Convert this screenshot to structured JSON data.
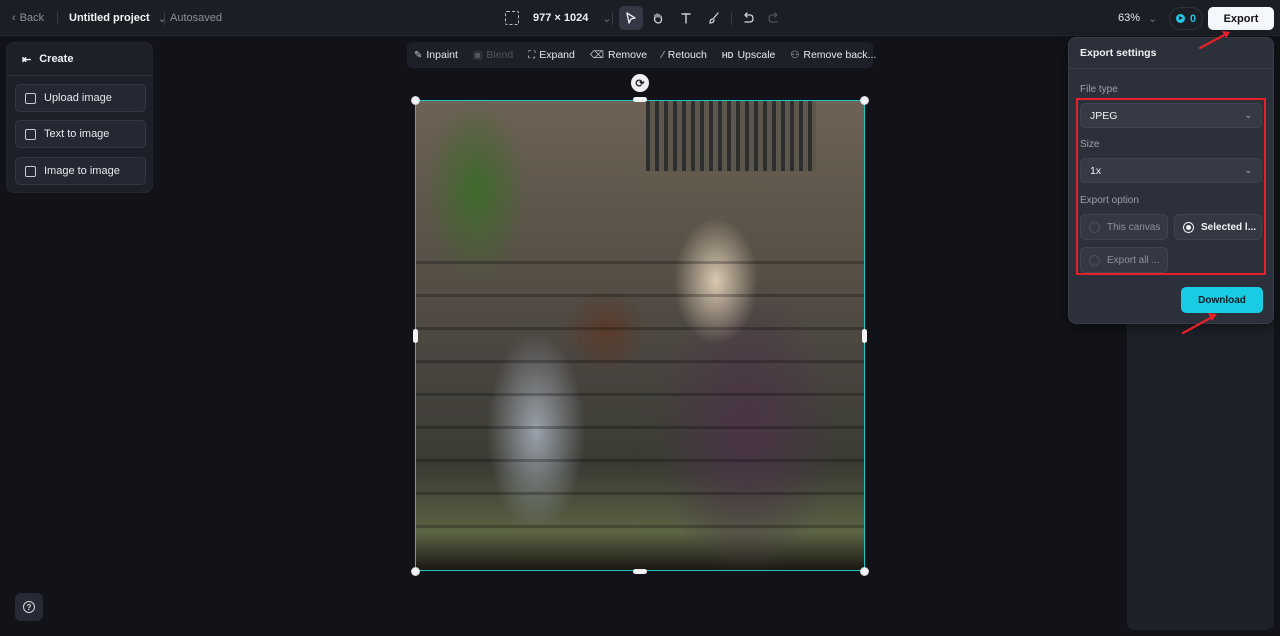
{
  "topbar": {
    "back_label": "Back",
    "project_title": "Untitled project",
    "save_status": "Autosaved",
    "canvas_size": "977 × 1024",
    "tools": [
      {
        "name": "select-tool",
        "icon": "pointer-icon",
        "active": true
      },
      {
        "name": "hand-tool",
        "icon": "hand-icon",
        "active": false
      },
      {
        "name": "text-tool",
        "icon": "text-icon",
        "active": false
      },
      {
        "name": "brush-tool",
        "icon": "brush-icon",
        "active": false
      },
      {
        "name": "undo",
        "icon": "undo-icon",
        "active": false
      },
      {
        "name": "redo",
        "icon": "redo-icon",
        "active": false,
        "disabled": true
      }
    ],
    "zoom_level": "63%",
    "credits": "0",
    "export_label": "Export"
  },
  "create_panel": {
    "title": "Create",
    "items": [
      {
        "label": "Upload image",
        "icon": "upload-image-icon"
      },
      {
        "label": "Text to image",
        "icon": "text-to-image-icon"
      },
      {
        "label": "Image to image",
        "icon": "image-to-image-icon"
      }
    ]
  },
  "edit_toolbar": {
    "items": [
      {
        "label": "Inpaint",
        "icon": "inpaint-icon",
        "disabled": false
      },
      {
        "label": "Blend",
        "icon": "blend-icon",
        "disabled": true
      },
      {
        "label": "Expand",
        "icon": "expand-icon",
        "disabled": false
      },
      {
        "label": "Remove",
        "icon": "eraser-icon",
        "disabled": false
      },
      {
        "label": "Retouch",
        "icon": "magic-wand-icon",
        "disabled": false
      },
      {
        "label": "Upscale",
        "icon": "hd-icon",
        "disabled": false
      },
      {
        "label": "Remove back...",
        "icon": "remove-background-icon",
        "disabled": false
      }
    ]
  },
  "export_settings": {
    "title": "Export settings",
    "file_type_label": "File type",
    "file_type_value": "JPEG",
    "size_label": "Size",
    "size_value": "1x",
    "export_option_label": "Export option",
    "options": [
      {
        "label": "This canvas",
        "selected": false
      },
      {
        "label": "Selected l...",
        "selected": true
      },
      {
        "label": "Export all ...",
        "selected": false
      }
    ],
    "download_label": "Download"
  },
  "colors": {
    "accent": "#18cce4",
    "selection": "#1fc6c4",
    "annotation": "#e8202a"
  },
  "help_icon": "?"
}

+-------+

▶ What the exercise asks: Report every line containing the word "image" from the listing above.

▶ Written solution:
        "label": "Upload image",
        "icon": "upload-image-icon"
        "label": "Text to image",
        "icon": "text-to-image-icon"
        "label": "Image to image",
        "icon": "image-to-image-icon"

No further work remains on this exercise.